**Aim of the task**
Gather from the listing below each line that includes the word "JSON", and copy it.

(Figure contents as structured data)
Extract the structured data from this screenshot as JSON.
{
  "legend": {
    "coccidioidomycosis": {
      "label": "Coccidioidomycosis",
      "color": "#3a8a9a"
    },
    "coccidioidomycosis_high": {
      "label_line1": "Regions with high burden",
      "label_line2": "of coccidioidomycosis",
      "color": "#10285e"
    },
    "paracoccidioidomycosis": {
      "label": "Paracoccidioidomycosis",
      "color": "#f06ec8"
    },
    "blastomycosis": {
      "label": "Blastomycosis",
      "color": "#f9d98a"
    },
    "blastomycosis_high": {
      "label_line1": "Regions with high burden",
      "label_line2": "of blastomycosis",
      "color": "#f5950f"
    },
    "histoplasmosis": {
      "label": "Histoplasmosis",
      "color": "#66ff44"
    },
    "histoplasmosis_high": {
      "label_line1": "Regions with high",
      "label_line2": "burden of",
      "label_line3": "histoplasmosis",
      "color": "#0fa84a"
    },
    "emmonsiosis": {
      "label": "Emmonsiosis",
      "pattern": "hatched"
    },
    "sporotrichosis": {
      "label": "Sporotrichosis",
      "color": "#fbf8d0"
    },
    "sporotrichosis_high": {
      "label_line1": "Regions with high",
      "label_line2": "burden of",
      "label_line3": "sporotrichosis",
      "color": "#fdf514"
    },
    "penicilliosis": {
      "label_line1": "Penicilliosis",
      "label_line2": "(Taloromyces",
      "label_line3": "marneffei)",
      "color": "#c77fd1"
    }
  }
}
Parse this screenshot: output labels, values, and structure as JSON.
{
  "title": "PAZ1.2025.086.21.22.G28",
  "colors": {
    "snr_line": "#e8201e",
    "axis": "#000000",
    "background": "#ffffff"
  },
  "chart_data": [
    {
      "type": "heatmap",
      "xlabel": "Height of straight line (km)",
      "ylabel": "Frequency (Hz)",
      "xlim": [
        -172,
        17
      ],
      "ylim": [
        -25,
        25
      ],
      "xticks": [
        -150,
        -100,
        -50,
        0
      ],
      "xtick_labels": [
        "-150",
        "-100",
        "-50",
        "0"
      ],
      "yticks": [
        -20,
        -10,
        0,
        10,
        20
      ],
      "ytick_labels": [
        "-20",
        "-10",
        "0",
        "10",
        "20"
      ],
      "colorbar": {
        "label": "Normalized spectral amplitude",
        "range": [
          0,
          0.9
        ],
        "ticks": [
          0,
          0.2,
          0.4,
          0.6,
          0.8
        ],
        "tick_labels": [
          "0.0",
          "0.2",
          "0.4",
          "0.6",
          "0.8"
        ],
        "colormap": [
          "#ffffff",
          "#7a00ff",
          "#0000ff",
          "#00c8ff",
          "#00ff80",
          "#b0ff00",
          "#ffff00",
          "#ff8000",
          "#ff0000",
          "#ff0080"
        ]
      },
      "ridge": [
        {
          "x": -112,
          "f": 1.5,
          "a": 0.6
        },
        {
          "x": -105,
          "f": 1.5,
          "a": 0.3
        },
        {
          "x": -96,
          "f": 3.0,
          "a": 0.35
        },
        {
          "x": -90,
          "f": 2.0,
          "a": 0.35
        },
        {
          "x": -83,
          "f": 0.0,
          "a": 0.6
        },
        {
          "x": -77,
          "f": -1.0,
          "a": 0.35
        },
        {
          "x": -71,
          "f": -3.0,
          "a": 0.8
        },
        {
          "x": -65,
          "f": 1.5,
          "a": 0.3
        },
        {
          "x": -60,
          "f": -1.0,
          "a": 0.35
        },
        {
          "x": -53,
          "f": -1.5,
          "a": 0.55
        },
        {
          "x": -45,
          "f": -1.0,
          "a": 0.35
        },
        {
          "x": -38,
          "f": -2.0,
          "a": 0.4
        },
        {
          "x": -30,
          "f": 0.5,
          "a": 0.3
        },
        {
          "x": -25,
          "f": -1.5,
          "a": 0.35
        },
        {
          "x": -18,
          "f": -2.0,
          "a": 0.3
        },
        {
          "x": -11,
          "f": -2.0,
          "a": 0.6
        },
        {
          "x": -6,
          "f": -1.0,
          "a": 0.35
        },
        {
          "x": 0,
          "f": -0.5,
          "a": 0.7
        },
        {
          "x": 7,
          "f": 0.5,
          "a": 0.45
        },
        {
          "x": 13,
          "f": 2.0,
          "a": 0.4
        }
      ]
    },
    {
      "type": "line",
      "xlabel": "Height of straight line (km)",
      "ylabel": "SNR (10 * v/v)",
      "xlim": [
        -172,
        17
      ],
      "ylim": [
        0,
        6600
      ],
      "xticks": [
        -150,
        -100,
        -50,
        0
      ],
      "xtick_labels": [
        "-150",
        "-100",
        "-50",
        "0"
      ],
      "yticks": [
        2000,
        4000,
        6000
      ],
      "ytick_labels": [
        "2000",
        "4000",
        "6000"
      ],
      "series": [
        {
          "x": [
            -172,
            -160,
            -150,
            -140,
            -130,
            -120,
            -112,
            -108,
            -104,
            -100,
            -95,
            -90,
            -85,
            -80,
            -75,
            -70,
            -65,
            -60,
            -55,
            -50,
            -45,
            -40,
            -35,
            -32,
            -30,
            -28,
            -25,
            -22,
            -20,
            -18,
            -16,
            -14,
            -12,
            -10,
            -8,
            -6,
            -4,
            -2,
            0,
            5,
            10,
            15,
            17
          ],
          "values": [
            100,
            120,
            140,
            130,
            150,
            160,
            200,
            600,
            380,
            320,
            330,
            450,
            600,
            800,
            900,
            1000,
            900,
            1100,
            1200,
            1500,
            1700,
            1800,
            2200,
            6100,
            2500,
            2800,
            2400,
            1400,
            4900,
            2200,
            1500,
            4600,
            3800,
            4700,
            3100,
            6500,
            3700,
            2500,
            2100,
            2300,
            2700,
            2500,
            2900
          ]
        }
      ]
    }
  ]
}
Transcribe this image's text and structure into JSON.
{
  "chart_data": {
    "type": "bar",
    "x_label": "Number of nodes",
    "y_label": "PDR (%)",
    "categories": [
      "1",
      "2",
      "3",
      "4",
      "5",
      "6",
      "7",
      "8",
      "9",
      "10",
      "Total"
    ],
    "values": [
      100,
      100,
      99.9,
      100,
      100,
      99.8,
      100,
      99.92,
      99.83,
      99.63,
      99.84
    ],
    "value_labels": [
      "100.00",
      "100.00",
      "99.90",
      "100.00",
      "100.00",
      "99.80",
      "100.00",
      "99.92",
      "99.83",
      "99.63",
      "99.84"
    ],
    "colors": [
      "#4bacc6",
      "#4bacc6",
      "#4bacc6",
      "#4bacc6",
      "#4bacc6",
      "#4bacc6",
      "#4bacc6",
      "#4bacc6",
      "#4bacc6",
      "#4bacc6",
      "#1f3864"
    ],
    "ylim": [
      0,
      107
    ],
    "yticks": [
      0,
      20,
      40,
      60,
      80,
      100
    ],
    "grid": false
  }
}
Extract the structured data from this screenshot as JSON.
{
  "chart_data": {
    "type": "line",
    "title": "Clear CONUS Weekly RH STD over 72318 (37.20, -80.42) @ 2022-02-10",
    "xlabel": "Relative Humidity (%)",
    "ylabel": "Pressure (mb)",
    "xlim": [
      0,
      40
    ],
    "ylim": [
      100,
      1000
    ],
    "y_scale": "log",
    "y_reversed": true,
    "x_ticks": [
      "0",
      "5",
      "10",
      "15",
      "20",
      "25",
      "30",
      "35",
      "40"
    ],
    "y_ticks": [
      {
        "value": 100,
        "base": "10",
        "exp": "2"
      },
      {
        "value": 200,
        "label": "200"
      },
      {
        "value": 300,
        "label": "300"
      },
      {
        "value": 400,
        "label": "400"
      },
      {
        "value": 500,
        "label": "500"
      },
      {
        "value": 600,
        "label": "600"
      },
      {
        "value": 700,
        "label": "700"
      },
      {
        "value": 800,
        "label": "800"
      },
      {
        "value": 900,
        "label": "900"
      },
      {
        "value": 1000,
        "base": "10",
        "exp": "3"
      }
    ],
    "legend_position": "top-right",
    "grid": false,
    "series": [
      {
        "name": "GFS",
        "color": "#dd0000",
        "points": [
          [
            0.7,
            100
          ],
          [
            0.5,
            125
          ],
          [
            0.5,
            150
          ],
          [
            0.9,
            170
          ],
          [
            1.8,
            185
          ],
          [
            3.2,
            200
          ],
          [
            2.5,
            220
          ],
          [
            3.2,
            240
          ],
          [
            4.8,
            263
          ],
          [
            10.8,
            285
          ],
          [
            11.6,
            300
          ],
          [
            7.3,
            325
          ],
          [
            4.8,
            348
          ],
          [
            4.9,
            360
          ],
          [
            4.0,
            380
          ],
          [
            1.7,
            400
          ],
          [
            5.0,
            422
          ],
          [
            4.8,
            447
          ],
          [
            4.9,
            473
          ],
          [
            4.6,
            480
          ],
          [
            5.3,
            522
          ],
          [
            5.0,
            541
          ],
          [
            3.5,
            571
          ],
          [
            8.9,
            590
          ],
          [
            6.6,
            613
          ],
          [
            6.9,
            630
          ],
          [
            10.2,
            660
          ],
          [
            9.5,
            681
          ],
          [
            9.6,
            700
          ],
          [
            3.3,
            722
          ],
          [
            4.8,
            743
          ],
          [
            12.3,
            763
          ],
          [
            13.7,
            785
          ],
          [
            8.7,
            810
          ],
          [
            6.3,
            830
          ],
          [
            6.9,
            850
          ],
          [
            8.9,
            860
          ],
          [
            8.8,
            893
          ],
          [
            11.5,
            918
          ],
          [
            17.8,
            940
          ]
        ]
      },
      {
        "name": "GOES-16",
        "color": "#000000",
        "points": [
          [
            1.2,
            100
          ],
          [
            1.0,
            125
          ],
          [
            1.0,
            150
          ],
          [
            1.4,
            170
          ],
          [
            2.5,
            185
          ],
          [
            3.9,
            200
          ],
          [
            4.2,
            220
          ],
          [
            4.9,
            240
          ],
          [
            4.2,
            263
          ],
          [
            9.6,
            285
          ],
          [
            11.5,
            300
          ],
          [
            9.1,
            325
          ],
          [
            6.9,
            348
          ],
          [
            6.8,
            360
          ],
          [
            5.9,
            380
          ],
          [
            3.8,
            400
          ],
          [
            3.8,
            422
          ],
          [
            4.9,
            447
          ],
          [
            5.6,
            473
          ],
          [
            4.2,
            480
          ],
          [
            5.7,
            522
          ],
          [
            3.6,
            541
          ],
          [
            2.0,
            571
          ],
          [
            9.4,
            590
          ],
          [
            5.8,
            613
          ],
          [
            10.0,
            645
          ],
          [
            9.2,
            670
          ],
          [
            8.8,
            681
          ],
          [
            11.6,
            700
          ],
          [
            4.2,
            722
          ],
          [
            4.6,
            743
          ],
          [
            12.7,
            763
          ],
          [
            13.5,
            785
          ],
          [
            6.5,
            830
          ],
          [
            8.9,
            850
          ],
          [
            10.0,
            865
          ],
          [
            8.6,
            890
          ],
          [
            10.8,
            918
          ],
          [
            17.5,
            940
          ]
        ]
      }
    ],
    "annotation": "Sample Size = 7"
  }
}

**Finished exercise**
Extract the structured data from this screenshot as JSON.
Parse this screenshot: output labels, values, and structure as JSON.
Transcribe this image's text and structure into JSON.
Extract the structured data from this screenshot as JSON.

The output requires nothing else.